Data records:
** start **
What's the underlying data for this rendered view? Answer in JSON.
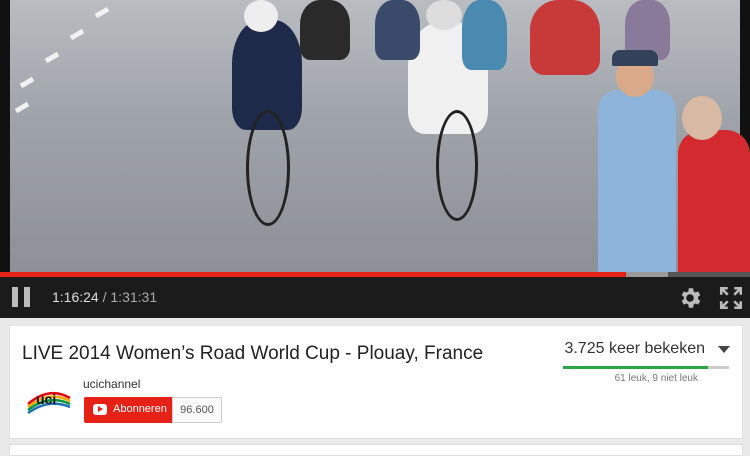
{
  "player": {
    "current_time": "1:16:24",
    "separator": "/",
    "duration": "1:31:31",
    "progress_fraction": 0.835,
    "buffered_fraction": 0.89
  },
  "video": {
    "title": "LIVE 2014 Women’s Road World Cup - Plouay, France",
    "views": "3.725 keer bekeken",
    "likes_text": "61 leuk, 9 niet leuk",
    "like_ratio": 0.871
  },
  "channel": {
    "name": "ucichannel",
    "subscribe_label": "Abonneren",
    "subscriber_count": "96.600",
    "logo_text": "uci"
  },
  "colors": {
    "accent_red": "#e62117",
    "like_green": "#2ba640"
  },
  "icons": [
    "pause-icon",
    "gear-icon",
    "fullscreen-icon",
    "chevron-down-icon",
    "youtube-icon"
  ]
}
** end **
- Given exercise:
What you return should match the records above word for word, minus the pictures.

- Output for this task:
What's the underlying data for this rendered view? Answer in JSON.
{
  "player": {
    "current_time": "1:16:24",
    "separator": "/",
    "duration": "1:31:31",
    "progress_fraction": 0.835,
    "buffered_fraction": 0.89
  },
  "video": {
    "title": "LIVE 2014 Women’s Road World Cup - Plouay, France",
    "views": "3.725 keer bekeken",
    "likes_text": "61 leuk, 9 niet leuk",
    "like_ratio": 0.871
  },
  "channel": {
    "name": "ucichannel",
    "subscribe_label": "Abonneren",
    "subscriber_count": "96.600",
    "logo_text": "uci"
  },
  "colors": {
    "accent_red": "#e62117",
    "like_green": "#2ba640"
  },
  "icons": [
    "pause-icon",
    "gear-icon",
    "fullscreen-icon",
    "chevron-down-icon",
    "youtube-icon"
  ]
}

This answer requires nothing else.